**Your instructions:**
Every record below is to be retyped exactly.

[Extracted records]

.....

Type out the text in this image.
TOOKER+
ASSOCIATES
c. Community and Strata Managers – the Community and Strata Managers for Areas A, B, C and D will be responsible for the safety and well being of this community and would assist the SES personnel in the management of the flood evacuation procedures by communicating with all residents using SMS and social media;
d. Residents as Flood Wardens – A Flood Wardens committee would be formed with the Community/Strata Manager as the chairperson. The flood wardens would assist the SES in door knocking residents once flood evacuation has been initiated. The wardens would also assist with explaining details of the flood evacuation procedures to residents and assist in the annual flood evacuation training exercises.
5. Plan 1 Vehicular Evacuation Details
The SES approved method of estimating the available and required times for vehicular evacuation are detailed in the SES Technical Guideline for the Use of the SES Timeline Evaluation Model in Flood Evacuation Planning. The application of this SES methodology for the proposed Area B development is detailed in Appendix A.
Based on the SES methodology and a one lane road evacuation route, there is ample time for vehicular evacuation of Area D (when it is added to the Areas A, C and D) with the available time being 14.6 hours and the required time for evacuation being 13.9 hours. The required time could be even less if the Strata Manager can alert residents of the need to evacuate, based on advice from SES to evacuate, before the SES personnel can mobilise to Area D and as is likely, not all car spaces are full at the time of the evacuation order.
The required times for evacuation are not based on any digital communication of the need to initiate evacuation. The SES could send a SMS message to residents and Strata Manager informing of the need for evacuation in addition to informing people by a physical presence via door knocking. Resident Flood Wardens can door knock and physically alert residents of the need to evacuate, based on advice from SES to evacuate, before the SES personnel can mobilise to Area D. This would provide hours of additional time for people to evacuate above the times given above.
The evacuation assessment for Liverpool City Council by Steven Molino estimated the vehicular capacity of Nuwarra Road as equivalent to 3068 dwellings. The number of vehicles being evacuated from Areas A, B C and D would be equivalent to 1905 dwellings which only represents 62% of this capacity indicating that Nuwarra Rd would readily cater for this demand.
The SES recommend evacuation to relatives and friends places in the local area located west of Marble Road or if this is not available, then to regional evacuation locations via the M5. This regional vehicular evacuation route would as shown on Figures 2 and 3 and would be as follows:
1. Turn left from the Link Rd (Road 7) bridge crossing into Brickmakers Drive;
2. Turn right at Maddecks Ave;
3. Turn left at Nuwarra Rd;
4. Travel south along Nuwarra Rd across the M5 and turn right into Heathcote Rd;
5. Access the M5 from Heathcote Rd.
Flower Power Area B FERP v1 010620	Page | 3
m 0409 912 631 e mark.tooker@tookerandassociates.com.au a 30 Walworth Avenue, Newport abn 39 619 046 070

.....

**Response to the task:**
Type out the text in this image.
TOOKER+
ASSOCIATES
c. Community and Strata Managers – the Community and Strata Managers for Areas A, B, C and D will be responsible for the safety and well being of this community and would assist the SES personnel in the management of the flood evacuation procedures by communicating with all residents using SMS and social media;
d. Residents as Flood Wardens – A Flood Wardens committee would be formed with the Community/Strata Manager as the chairperson. The flood wardens would assist the SES in door knocking residents once flood evacuation has been initiated. The wardens would also assist with explaining details of the flood evacuation procedures to residents and assist in the annual flood evacuation training exercises.
5. Plan 1 Vehicular Evacuation Details
The SES approved method of estimating the available and required times for vehicular evacuation are detailed in the SES Technical Guideline for the Use of the SES Timeline Evaluation Model in Flood Evacuation Planning. The application of this SES methodology for the proposed Area B development is detailed in Appendix A.
Based on the SES methodology and a one lane road evacuation route, there is ample time for vehicular evacuation of Area D (when it is added to the Areas A, C and D) with the available time being 14.6 hours and the required time for evacuation being 13.9 hours. The required time could be even less if the Strata Manager can alert residents of the need to evacuate, based on advice from SES to evacuate, before the SES personnel can mobilise to Area D and as is likely, not all car spaces are full at the time of the evacuation order.
The required times for evacuation are not based on any digital communication of the need to initiate evacuation. The SES could send a SMS message to residents and Strata Manager informing of the need for evacuation in addition to informing people by a physical presence via door knocking. Resident Flood Wardens can door knock and physically alert residents of the need to evacuate, based on advice from SES to evacuate, before the SES personnel can mobilise to Area D. This would provide hours of additional time for people to evacuate above the times given above.
The evacuation assessment for Liverpool City Council by Steven Molino estimated the vehicular capacity of Nuwarra Road as equivalent to 3068 dwellings. The number of vehicles being evacuated from Areas A, B C and D would be equivalent to 1905 dwellings which only represents 62% of this capacity indicating that Nuwarra Rd would readily cater for this demand.
The SES recommend evacuation to relatives and friends places in the local area located west of Marble Road or if this is not available, then to regional evacuation locations via the M5. This regional vehicular evacuation route would as shown on Figures 2 and 3 and would be as follows:
1. Turn left from the Link Rd (Road 7) bridge crossing into Brickmakers Drive;
2. Turn right at Maddecks Ave;
3. Turn left at Nuwarra Rd;
4. Travel south along Nuwarra Rd across the M5 and turn right into Heathcote Rd;
5. Access the M5 from Heathcote Rd.
Flower Power Area B FERP v1 010620	Page | 3
m 0409 912 631 e mark.tooker@tookerandassociates.com.au a 30 Walworth Avenue, Newport abn 39 619 046 070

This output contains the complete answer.